Could you write out every entry exactly as it stands?

'''

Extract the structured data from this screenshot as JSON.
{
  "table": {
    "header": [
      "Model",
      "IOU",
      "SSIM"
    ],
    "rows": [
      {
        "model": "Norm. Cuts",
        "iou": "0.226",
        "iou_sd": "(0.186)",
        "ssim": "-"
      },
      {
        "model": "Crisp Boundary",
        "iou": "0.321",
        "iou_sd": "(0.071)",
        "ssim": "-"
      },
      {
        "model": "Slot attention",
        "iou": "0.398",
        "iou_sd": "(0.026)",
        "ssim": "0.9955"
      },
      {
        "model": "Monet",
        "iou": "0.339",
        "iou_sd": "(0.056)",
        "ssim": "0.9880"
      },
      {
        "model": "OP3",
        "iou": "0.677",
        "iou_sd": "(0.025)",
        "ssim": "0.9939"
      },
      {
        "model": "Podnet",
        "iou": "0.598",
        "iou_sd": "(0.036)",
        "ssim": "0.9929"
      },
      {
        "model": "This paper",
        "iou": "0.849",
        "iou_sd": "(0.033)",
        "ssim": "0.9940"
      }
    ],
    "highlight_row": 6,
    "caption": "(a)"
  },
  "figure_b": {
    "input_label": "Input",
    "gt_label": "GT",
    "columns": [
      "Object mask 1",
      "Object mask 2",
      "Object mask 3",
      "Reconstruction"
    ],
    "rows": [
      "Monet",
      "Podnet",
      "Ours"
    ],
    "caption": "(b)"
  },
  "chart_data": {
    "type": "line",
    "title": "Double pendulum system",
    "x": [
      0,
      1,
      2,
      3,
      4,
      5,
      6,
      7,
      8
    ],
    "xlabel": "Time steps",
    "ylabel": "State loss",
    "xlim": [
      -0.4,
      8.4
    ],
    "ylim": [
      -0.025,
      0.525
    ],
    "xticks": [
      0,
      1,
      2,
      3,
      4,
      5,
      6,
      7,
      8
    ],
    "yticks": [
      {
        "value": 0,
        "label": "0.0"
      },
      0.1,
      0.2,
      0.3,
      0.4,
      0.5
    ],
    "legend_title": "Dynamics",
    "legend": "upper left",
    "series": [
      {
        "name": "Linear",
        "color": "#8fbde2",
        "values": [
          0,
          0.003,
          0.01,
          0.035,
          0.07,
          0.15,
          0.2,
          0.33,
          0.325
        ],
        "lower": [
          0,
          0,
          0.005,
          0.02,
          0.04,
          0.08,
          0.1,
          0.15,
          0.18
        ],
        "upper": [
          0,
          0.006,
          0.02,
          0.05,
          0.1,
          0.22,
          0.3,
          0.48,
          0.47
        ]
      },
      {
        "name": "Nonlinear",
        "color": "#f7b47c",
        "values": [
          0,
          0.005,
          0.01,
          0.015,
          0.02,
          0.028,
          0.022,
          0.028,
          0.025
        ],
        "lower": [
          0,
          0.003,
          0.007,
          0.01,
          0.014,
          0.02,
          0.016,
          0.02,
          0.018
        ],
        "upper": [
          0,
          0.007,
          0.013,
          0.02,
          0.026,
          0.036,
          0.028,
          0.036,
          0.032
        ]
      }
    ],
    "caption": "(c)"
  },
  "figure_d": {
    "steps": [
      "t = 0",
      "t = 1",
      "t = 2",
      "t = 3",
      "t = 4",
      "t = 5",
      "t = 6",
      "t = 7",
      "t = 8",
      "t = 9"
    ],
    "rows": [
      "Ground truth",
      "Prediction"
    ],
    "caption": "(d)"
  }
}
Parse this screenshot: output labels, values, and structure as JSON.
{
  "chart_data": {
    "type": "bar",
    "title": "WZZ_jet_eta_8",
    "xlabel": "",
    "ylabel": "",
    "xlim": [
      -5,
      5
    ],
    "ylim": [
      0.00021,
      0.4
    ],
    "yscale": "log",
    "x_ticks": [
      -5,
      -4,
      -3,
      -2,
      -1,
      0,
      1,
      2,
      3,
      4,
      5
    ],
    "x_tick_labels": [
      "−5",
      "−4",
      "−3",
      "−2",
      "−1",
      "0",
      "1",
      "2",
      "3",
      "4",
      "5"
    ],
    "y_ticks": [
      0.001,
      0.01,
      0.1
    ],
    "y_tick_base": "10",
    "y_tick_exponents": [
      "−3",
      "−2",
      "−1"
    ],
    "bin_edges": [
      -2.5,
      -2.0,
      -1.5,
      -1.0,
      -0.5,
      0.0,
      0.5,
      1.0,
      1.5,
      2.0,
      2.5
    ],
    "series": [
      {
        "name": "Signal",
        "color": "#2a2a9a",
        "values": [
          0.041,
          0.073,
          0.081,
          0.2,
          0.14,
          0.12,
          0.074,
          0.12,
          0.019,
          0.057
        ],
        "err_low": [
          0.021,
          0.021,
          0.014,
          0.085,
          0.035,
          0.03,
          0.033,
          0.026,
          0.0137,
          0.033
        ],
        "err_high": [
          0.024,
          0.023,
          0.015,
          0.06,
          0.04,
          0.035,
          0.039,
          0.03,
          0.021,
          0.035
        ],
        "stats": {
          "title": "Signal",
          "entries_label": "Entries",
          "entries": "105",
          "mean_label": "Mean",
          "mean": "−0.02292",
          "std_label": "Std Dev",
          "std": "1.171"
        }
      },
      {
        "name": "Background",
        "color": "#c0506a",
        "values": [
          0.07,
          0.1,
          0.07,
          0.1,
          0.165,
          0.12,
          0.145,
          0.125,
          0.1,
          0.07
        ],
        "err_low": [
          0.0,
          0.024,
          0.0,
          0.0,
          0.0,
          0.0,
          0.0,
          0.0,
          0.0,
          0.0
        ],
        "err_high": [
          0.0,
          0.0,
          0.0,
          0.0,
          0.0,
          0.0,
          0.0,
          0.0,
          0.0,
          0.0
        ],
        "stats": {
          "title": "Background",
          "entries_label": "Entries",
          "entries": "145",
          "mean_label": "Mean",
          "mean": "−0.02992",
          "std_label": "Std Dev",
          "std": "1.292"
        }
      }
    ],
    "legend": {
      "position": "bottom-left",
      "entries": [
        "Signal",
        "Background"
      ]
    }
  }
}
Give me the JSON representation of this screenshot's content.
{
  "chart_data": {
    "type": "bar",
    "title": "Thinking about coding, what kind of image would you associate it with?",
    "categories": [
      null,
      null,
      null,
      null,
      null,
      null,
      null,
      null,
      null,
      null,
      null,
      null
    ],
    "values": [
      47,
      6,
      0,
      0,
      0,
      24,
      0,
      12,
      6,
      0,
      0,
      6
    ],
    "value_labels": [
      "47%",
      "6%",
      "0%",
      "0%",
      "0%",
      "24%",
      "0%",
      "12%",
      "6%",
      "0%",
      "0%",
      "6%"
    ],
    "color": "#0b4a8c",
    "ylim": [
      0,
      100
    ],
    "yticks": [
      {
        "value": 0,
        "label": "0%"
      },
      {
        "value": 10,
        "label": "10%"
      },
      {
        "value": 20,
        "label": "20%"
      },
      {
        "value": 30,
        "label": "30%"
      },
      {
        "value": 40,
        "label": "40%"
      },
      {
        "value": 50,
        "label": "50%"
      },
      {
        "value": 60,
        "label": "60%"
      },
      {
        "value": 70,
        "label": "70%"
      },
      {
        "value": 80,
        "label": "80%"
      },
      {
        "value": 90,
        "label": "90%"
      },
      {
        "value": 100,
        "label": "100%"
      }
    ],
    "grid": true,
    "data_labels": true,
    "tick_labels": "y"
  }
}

'''

- Complete output:
Extract the structured data from this screenshot as JSON.
{
  "table": {
    "header": [
      "Model",
      "IOU",
      "SSIM"
    ],
    "rows": [
      {
        "model": "Norm. Cuts",
        "iou": "0.226",
        "iou_sd": "(0.186)",
        "ssim": "-"
      },
      {
        "model": "Crisp Boundary",
        "iou": "0.321",
        "iou_sd": "(0.071)",
        "ssim": "-"
      },
      {
        "model": "Slot attention",
        "iou": "0.398",
        "iou_sd": "(0.026)",
        "ssim": "0.9955"
      },
      {
        "model": "Monet",
        "iou": "0.339",
        "iou_sd": "(0.056)",
        "ssim": "0.9880"
      },
      {
        "model": "OP3",
        "iou": "0.677",
        "iou_sd": "(0.025)",
        "ssim": "0.9939"
      },
      {
        "model": "Podnet",
        "iou": "0.598",
        "iou_sd": "(0.036)",
        "ssim": "0.9929"
      },
      {
        "model": "This paper",
        "iou": "0.849",
        "iou_sd": "(0.033)",
        "ssim": "0.9940"
      }
    ],
    "highlight_row": 6,
    "caption": "(a)"
  },
  "figure_b": {
    "input_label": "Input",
    "gt_label": "GT",
    "columns": [
      "Object mask 1",
      "Object mask 2",
      "Object mask 3",
      "Reconstruction"
    ],
    "rows": [
      "Monet",
      "Podnet",
      "Ours"
    ],
    "caption": "(b)"
  },
  "chart_data": {
    "type": "line",
    "title": "Double pendulum system",
    "x": [
      0,
      1,
      2,
      3,
      4,
      5,
      6,
      7,
      8
    ],
    "xlabel": "Time steps",
    "ylabel": "State loss",
    "xlim": [
      -0.4,
      8.4
    ],
    "ylim": [
      -0.025,
      0.525
    ],
    "xticks": [
      0,
      1,
      2,
      3,
      4,
      5,
      6,
      7,
      8
    ],
    "yticks": [
      {
        "value": 0,
        "label": "0.0"
      },
      0.1,
      0.2,
      0.3,
      0.4,
      0.5
    ],
    "legend_title": "Dynamics",
    "legend": "upper left",
    "series": [
      {
        "name": "Linear",
        "color": "#8fbde2",
        "values": [
          0,
          0.003,
          0.01,
          0.035,
          0.07,
          0.15,
          0.2,
          0.33,
          0.325
        ],
        "lower": [
          0,
          0,
          0.005,
          0.02,
          0.04,
          0.08,
          0.1,
          0.15,
          0.18
        ],
        "upper": [
          0,
          0.006,
          0.02,
          0.05,
          0.1,
          0.22,
          0.3,
          0.48,
          0.47
        ]
      },
      {
        "name": "Nonlinear",
        "color": "#f7b47c",
        "values": [
          0,
          0.005,
          0.01,
          0.015,
          0.02,
          0.028,
          0.022,
          0.028,
          0.025
        ],
        "lower": [
          0,
          0.003,
          0.007,
          0.01,
          0.014,
          0.02,
          0.016,
          0.02,
          0.018
        ],
        "upper": [
          0,
          0.007,
          0.013,
          0.02,
          0.026,
          0.036,
          0.028,
          0.036,
          0.032
        ]
      }
    ],
    "caption": "(c)"
  },
  "figure_d": {
    "steps": [
      "t = 0",
      "t = 1",
      "t = 2",
      "t = 3",
      "t = 4",
      "t = 5",
      "t = 6",
      "t = 7",
      "t = 8",
      "t = 9"
    ],
    "rows": [
      "Ground truth",
      "Prediction"
    ],
    "caption": "(d)"
  }
}
Parse this screenshot: output labels, values, and structure as JSON.
{
  "chart_data": {
    "type": "bar",
    "title": "WZZ_jet_eta_8",
    "xlabel": "",
    "ylabel": "",
    "xlim": [
      -5,
      5
    ],
    "ylim": [
      0.00021,
      0.4
    ],
    "yscale": "log",
    "x_ticks": [
      -5,
      -4,
      -3,
      -2,
      -1,
      0,
      1,
      2,
      3,
      4,
      5
    ],
    "x_tick_labels": [
      "−5",
      "−4",
      "−3",
      "−2",
      "−1",
      "0",
      "1",
      "2",
      "3",
      "4",
      "5"
    ],
    "y_ticks": [
      0.001,
      0.01,
      0.1
    ],
    "y_tick_base": "10",
    "y_tick_exponents": [
      "−3",
      "−2",
      "−1"
    ],
    "bin_edges": [
      -2.5,
      -2.0,
      -1.5,
      -1.0,
      -0.5,
      0.0,
      0.5,
      1.0,
      1.5,
      2.0,
      2.5
    ],
    "series": [
      {
        "name": "Signal",
        "color": "#2a2a9a",
        "values": [
          0.041,
          0.073,
          0.081,
          0.2,
          0.14,
          0.12,
          0.074,
          0.12,
          0.019,
          0.057
        ],
        "err_low": [
          0.021,
          0.021,
          0.014,
          0.085,
          0.035,
          0.03,
          0.033,
          0.026,
          0.0137,
          0.033
        ],
        "err_high": [
          0.024,
          0.023,
          0.015,
          0.06,
          0.04,
          0.035,
          0.039,
          0.03,
          0.021,
          0.035
        ],
        "stats": {
          "title": "Signal",
          "entries_label": "Entries",
          "entries": "105",
          "mean_label": "Mean",
          "mean": "−0.02292",
          "std_label": "Std Dev",
          "std": "1.171"
        }
      },
      {
        "name": "Background",
        "color": "#c0506a",
        "values": [
          0.07,
          0.1,
          0.07,
          0.1,
          0.165,
          0.12,
          0.145,
          0.125,
          0.1,
          0.07
        ],
        "err_low": [
          0.0,
          0.024,
          0.0,
          0.0,
          0.0,
          0.0,
          0.0,
          0.0,
          0.0,
          0.0
        ],
        "err_high": [
          0.0,
          0.0,
          0.0,
          0.0,
          0.0,
          0.0,
          0.0,
          0.0,
          0.0,
          0.0
        ],
        "stats": {
          "title": "Background",
          "entries_label": "Entries",
          "entries": "145",
          "mean_label": "Mean",
          "mean": "−0.02992",
          "std_label": "Std Dev",
          "std": "1.292"
        }
      }
    ],
    "legend": {
      "position": "bottom-left",
      "entries": [
        "Signal",
        "Background"
      ]
    }
  }
}
Give me the JSON representation of this screenshot's content.
{
  "chart_data": {
    "type": "bar",
    "title": "Thinking about coding, what kind of image would you associate it with?",
    "categories": [
      null,
      null,
      null,
      null,
      null,
      null,
      null,
      null,
      null,
      null,
      null,
      null
    ],
    "values": [
      47,
      6,
      0,
      0,
      0,
      24,
      0,
      12,
      6,
      0,
      0,
      6
    ],
    "value_labels": [
      "47%",
      "6%",
      "0%",
      "0%",
      "0%",
      "24%",
      "0%",
      "12%",
      "6%",
      "0%",
      "0%",
      "6%"
    ],
    "color": "#0b4a8c",
    "ylim": [
      0,
      100
    ],
    "yticks": [
      {
        "value": 0,
        "label": "0%"
      },
      {
        "value": 10,
        "label": "10%"
      },
      {
        "value": 20,
        "label": "20%"
      },
      {
        "value": 30,
        "label": "30%"
      },
      {
        "value": 40,
        "label": "40%"
      },
      {
        "value": 50,
        "label": "50%"
      },
      {
        "value": 60,
        "label": "60%"
      },
      {
        "value": 70,
        "label": "70%"
      },
      {
        "value": 80,
        "label": "80%"
      },
      {
        "value": 90,
        "label": "90%"
      },
      {
        "value": 100,
        "label": "100%"
      }
    ],
    "grid": true,
    "data_labels": true,
    "tick_labels": "y"
  }
}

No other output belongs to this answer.